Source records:
= = = =

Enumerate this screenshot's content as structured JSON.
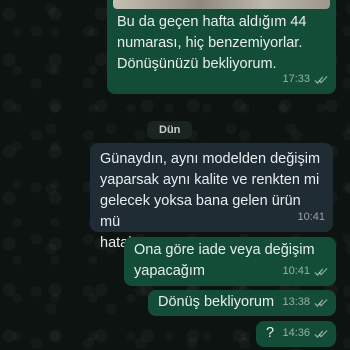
{
  "messages": [
    {
      "direction": "outgoing",
      "text": "Bu da geçen hafta aldığım 44\nnumarası, hiç benzemiyorlar.\nDönüşünüzü bekliyorum.",
      "time": "17:33",
      "status": "read"
    },
    {
      "direction": "incoming",
      "text": "Günaydın, aynı modelden değişim\nyaparsak aynı kalite ve renkten mi\ngelecek yoksa bana gelen ürün mü\nhatalu",
      "time": "10:41"
    },
    {
      "direction": "outgoing",
      "text": "Ona göre iade veya değişim\nyapacağım",
      "time": "10:41",
      "status": "read"
    },
    {
      "direction": "outgoing",
      "text": "Dönüş bekliyorum",
      "time": "13:38",
      "status": "read"
    },
    {
      "direction": "outgoing",
      "text": "?",
      "time": "14:36",
      "status": "read"
    }
  ],
  "date_separator": "Dün",
  "colors": {
    "outgoing_bubble": "#144d37",
    "incoming_bubble": "#1f2c33",
    "background": "#0d1311",
    "text": "#e9edef",
    "meta_text": "#9aa4a8"
  },
  "icons": {
    "read_receipt": "double-check-icon"
  }
}
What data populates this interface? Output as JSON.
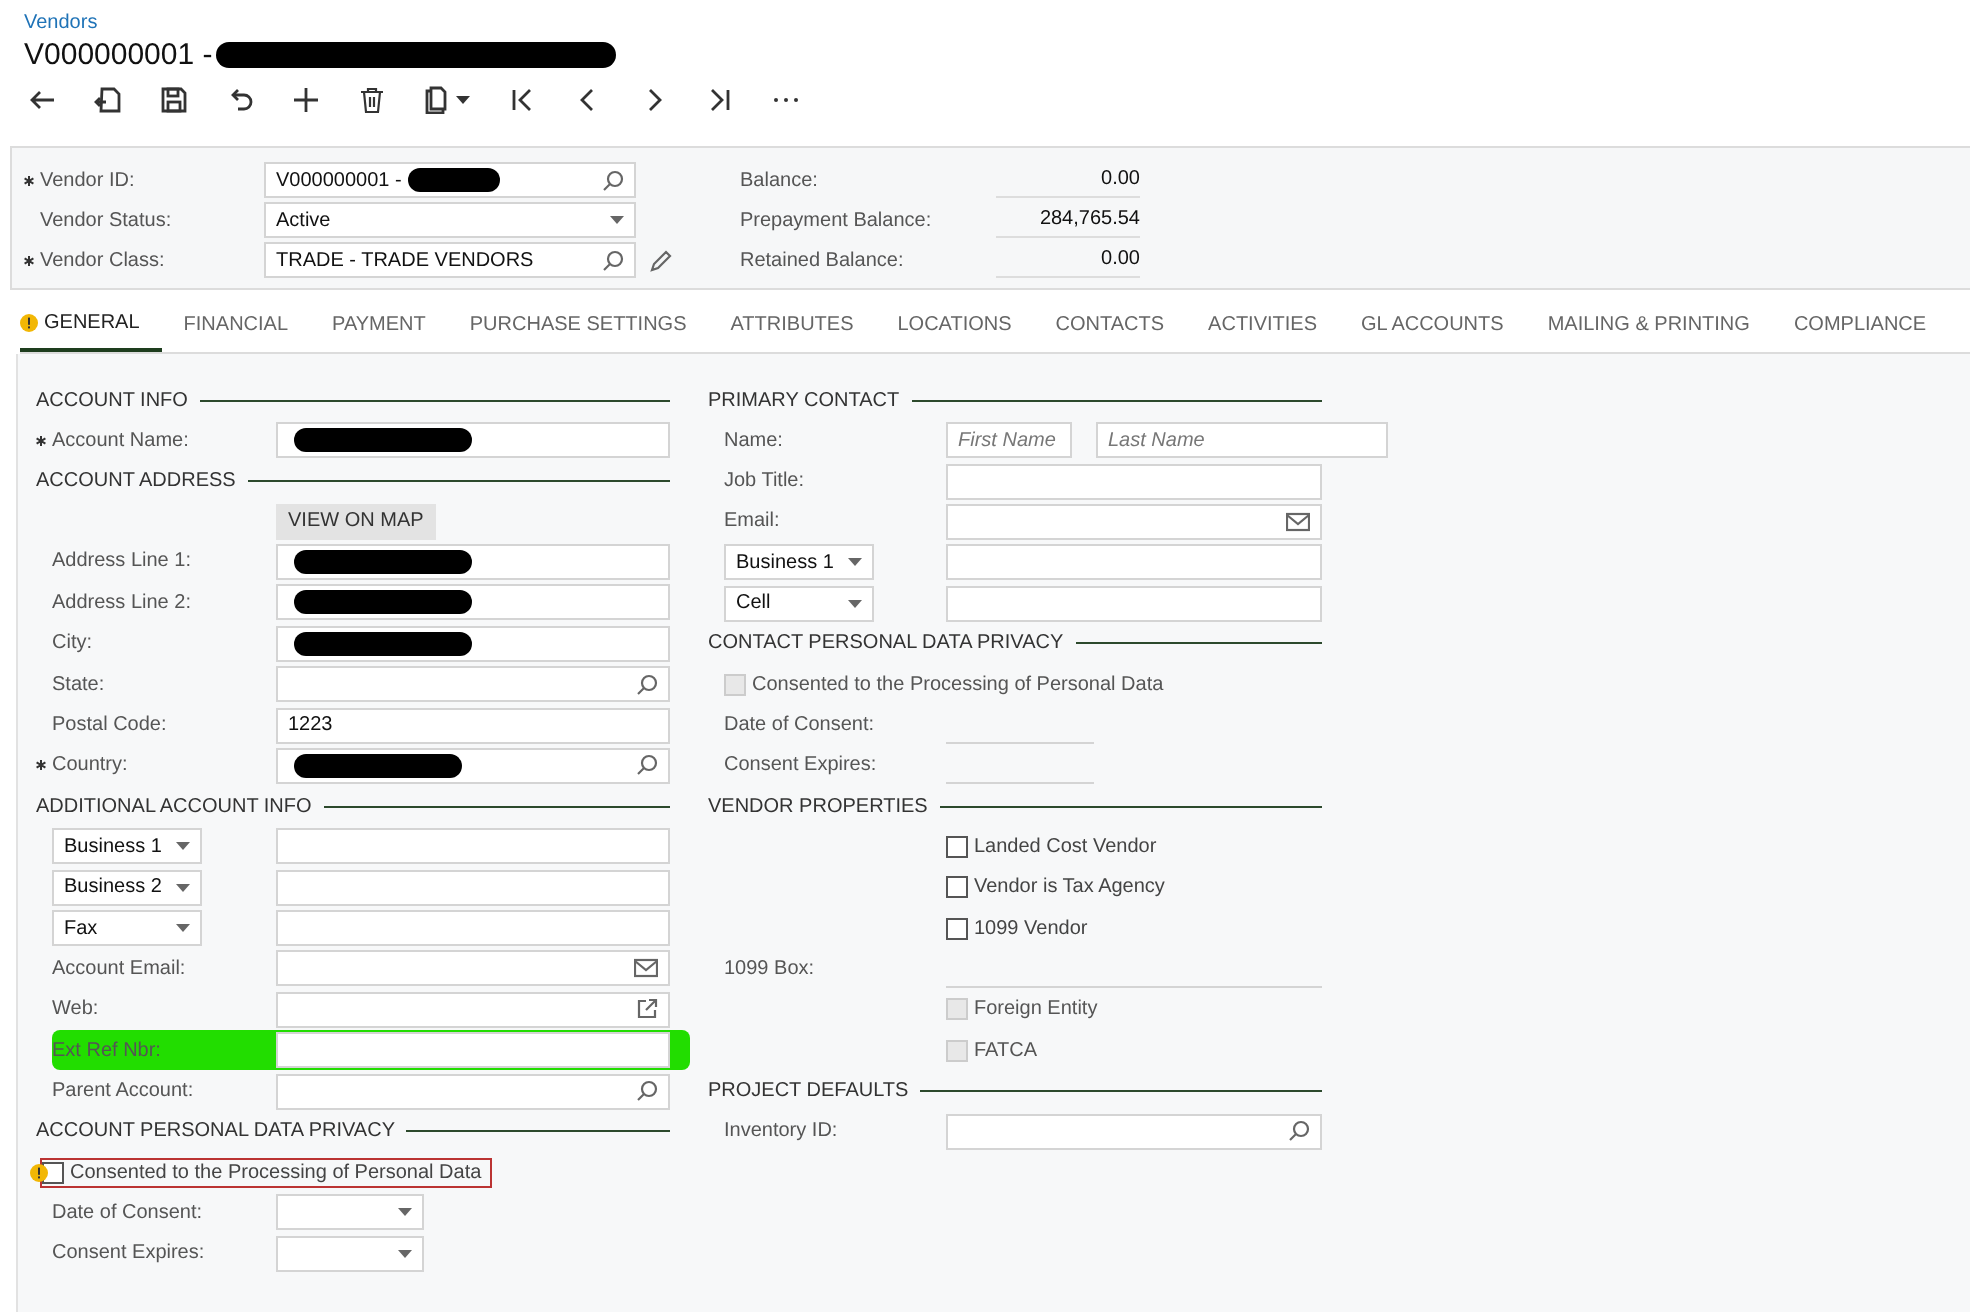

= = = =

Task to carry out
Restate each of the entries above word for word and skip every image.

Solution for this exercise
Enumerate this screenshot's content as structured JSON.
{
  "messages": [
    {
      "direction": "outgoing",
      "text": "Bu da geçen hafta aldığım 44\nnumarası, hiç benzemiyorlar.\nDönüşünüzü bekliyorum.",
      "time": "17:33",
      "status": "read"
    },
    {
      "direction": "incoming",
      "text": "Günaydın, aynı modelden değişim\nyaparsak aynı kalite ve renkten mi\ngelecek yoksa bana gelen ürün mü\nhatalu",
      "time": "10:41"
    },
    {
      "direction": "outgoing",
      "text": "Ona göre iade veya değişim\nyapacağım",
      "time": "10:41",
      "status": "read"
    },
    {
      "direction": "outgoing",
      "text": "Dönüş bekliyorum",
      "time": "13:38",
      "status": "read"
    },
    {
      "direction": "outgoing",
      "text": "?",
      "time": "14:36",
      "status": "read"
    }
  ],
  "date_separator": "Dün",
  "colors": {
    "outgoing_bubble": "#144d37",
    "incoming_bubble": "#1f2c33",
    "background": "#0d1311",
    "text": "#e9edef",
    "meta_text": "#9aa4a8"
  },
  "icons": {
    "read_receipt": "double-check-icon"
  }
}
What data populates this interface? Output as JSON.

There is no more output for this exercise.